(Dataset entries)
┄┄┄┄┄┄┄┄┄┄

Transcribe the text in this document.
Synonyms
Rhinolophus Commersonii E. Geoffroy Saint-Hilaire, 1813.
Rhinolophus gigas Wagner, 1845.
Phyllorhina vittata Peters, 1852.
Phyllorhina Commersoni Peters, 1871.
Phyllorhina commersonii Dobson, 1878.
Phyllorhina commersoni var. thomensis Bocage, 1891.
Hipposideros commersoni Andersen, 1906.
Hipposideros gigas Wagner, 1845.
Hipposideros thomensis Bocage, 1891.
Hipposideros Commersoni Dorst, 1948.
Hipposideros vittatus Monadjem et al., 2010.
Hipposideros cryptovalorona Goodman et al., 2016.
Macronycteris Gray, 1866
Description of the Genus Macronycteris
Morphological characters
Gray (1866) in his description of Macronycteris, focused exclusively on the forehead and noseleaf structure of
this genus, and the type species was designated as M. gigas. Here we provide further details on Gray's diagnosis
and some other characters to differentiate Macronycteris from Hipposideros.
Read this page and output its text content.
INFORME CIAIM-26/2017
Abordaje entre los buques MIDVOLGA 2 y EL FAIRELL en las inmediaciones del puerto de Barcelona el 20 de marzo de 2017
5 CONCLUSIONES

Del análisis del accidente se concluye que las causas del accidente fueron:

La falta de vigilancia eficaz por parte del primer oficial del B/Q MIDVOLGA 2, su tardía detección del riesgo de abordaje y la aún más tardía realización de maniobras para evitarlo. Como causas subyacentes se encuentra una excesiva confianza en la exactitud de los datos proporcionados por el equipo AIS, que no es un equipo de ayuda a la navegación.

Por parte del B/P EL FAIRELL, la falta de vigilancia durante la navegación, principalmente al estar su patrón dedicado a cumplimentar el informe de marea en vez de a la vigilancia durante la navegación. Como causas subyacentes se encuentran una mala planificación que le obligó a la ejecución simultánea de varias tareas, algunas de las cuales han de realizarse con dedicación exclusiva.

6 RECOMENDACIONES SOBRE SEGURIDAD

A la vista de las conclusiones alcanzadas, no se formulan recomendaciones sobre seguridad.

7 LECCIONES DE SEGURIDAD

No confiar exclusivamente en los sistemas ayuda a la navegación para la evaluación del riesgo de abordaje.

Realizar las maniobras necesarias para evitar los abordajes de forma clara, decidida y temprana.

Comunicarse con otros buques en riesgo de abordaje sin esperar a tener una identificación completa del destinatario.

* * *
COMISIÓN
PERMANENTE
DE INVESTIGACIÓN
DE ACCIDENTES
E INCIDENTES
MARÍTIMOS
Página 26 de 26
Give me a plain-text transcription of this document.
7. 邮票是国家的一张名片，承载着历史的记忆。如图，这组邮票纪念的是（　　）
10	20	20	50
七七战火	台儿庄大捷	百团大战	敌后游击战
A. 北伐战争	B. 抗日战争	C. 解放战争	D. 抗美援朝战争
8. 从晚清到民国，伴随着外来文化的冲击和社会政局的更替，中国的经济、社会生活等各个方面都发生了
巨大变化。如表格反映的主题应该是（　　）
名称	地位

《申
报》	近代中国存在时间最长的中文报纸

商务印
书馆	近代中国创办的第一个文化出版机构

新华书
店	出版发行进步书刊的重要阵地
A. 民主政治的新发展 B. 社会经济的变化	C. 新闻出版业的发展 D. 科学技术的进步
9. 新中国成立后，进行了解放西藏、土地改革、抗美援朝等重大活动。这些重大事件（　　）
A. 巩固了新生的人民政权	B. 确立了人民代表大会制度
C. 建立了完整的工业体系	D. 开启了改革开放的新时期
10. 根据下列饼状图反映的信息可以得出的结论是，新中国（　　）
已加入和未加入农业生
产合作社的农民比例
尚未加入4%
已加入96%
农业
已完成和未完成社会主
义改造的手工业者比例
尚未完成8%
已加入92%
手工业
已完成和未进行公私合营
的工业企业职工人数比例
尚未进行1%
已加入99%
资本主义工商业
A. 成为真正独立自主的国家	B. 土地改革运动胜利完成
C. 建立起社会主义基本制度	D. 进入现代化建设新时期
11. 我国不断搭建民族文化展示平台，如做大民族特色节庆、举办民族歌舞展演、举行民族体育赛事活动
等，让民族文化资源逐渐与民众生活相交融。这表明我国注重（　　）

┄┄┄┄┄┄┄┄┄┄

Goal » Which lines contain "document"? Show each of them.

Result of the task »
Transcribe the text in this document.
Give me a plain-text transcription of this document.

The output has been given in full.